What this task involves: Retype the material character for character, from its first line through the line containing "data-label: 5 <box>420 389 429 402</box>", with both end lines included.

[BEGIN Data]

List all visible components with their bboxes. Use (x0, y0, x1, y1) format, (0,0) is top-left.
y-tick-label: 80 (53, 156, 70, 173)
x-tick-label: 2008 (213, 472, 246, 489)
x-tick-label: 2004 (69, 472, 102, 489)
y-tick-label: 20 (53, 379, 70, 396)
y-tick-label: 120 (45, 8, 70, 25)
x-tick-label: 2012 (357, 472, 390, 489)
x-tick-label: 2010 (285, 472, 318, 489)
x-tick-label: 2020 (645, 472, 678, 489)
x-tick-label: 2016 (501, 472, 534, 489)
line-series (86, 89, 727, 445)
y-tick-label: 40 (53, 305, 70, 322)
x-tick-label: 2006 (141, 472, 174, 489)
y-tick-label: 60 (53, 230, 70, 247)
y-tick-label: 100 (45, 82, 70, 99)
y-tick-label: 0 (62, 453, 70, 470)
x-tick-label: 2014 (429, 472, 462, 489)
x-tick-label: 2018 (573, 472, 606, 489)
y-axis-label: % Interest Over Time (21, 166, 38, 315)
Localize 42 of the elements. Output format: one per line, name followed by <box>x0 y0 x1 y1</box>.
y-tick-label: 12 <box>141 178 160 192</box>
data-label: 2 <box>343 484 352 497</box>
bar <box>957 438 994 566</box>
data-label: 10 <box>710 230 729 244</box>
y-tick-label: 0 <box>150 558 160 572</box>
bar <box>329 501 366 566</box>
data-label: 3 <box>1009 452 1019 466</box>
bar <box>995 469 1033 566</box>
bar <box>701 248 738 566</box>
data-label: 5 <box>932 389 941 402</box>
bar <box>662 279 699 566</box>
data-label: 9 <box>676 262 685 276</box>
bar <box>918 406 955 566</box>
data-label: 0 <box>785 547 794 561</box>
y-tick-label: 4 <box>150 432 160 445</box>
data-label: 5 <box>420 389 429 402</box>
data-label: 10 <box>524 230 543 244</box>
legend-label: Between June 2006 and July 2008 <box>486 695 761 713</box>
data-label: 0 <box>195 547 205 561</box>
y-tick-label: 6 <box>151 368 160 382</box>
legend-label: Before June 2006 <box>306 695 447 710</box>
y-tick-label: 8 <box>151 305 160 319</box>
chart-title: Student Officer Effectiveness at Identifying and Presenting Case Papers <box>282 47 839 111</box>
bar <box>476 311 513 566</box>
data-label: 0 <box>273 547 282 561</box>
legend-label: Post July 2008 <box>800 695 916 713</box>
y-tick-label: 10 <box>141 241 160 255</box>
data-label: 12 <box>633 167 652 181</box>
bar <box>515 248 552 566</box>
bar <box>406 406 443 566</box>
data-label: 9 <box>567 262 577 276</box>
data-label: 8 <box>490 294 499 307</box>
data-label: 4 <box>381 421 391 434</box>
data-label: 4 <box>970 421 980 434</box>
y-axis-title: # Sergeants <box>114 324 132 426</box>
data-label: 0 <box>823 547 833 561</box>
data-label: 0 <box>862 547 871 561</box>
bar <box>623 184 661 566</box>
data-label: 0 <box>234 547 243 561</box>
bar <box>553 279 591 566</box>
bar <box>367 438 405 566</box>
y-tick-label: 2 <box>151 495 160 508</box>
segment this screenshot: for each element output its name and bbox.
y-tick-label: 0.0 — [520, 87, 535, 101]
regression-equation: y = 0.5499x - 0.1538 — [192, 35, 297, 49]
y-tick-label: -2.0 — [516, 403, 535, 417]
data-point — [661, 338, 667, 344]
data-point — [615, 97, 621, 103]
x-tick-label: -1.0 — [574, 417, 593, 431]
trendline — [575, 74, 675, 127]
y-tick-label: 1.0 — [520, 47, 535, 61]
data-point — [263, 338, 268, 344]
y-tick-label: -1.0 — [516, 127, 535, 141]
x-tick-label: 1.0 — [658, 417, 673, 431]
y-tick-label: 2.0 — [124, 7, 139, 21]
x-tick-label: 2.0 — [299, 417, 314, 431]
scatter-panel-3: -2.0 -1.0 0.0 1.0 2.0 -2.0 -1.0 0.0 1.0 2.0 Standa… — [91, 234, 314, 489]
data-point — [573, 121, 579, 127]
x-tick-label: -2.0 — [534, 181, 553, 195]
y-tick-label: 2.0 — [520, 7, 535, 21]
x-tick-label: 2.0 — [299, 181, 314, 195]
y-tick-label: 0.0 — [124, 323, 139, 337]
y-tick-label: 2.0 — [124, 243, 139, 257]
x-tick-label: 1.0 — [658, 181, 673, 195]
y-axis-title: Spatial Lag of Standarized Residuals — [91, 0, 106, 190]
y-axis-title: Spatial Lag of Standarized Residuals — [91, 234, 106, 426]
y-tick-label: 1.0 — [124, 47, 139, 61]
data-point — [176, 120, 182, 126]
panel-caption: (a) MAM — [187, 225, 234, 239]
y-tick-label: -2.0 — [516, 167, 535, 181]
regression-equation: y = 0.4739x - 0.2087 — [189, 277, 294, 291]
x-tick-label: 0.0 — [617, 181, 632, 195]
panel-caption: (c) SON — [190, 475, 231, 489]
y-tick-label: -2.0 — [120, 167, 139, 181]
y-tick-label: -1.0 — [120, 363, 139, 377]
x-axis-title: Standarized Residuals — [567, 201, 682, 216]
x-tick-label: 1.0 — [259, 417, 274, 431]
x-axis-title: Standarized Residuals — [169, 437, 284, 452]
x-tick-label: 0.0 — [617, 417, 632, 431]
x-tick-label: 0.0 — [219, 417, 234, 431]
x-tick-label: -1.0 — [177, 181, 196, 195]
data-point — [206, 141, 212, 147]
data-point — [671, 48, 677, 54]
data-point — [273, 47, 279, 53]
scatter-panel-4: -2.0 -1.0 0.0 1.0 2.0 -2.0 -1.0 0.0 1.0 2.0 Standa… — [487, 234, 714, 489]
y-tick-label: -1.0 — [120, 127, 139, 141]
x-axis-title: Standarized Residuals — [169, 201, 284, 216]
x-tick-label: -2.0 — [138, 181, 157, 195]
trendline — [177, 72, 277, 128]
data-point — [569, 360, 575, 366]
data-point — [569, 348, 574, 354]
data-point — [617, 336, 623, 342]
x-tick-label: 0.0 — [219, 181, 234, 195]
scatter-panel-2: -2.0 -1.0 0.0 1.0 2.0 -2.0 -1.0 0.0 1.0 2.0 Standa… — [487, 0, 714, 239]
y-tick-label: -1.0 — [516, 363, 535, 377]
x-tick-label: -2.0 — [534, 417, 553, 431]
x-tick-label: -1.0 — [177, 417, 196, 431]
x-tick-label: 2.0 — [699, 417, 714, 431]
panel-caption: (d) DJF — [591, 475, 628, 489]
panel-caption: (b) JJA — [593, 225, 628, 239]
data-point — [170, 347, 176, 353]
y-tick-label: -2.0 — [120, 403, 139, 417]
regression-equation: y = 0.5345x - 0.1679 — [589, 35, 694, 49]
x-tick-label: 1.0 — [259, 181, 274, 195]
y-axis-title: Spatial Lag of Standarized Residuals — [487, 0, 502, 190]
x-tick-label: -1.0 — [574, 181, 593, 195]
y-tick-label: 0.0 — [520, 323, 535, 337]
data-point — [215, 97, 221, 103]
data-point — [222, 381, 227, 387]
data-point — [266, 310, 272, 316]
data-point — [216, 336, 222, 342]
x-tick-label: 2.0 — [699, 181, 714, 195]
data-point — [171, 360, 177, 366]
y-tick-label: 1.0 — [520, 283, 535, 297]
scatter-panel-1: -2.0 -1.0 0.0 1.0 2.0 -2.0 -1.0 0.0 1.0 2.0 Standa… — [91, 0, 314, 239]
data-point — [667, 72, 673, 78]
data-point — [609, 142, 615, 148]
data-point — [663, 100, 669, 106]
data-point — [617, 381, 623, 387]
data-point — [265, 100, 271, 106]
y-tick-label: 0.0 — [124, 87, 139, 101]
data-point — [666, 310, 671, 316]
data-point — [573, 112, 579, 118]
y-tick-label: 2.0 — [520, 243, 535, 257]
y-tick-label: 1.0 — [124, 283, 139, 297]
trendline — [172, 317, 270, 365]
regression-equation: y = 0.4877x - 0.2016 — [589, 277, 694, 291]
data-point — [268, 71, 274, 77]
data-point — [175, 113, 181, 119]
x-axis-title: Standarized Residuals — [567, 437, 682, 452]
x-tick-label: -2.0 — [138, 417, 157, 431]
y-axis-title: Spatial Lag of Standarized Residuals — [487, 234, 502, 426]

[END Data]

Exercise answer:
List all visible components with their bboxes. Use (x0, y0, x1, y1) format, (0,0) is top-left.
y-tick-label: 80 (53, 156, 70, 173)
x-tick-label: 2008 (213, 472, 246, 489)
x-tick-label: 2004 (69, 472, 102, 489)
y-tick-label: 20 (53, 379, 70, 396)
y-tick-label: 120 (45, 8, 70, 25)
x-tick-label: 2012 (357, 472, 390, 489)
x-tick-label: 2010 (285, 472, 318, 489)
x-tick-label: 2020 (645, 472, 678, 489)
x-tick-label: 2016 (501, 472, 534, 489)
line-series (86, 89, 727, 445)
y-tick-label: 40 (53, 305, 70, 322)
x-tick-label: 2006 (141, 472, 174, 489)
y-tick-label: 60 (53, 230, 70, 247)
y-tick-label: 100 (45, 82, 70, 99)
y-tick-label: 0 (62, 453, 70, 470)
x-tick-label: 2014 (429, 472, 462, 489)
x-tick-label: 2018 (573, 472, 606, 489)
y-axis-label: % Interest Over Time (21, 166, 38, 315)
Localize 42 of the elements. Output format: one per line, name followed by <box>x0 y0 x1 y1</box>.
y-tick-label: 12 <box>141 178 160 192</box>
data-label: 2 <box>343 484 352 497</box>
bar <box>957 438 994 566</box>
data-label: 10 <box>710 230 729 244</box>
y-tick-label: 0 <box>150 558 160 572</box>
bar <box>329 501 366 566</box>
data-label: 3 <box>1009 452 1019 466</box>
bar <box>995 469 1033 566</box>
bar <box>701 248 738 566</box>
data-label: 5 <box>932 389 941 402</box>
bar <box>662 279 699 566</box>
data-label: 9 <box>676 262 685 276</box>
bar <box>918 406 955 566</box>
data-label: 0 <box>785 547 794 561</box>
y-tick-label: 4 <box>150 432 160 445</box>
data-label: 5 <box>420 389 429 402</box>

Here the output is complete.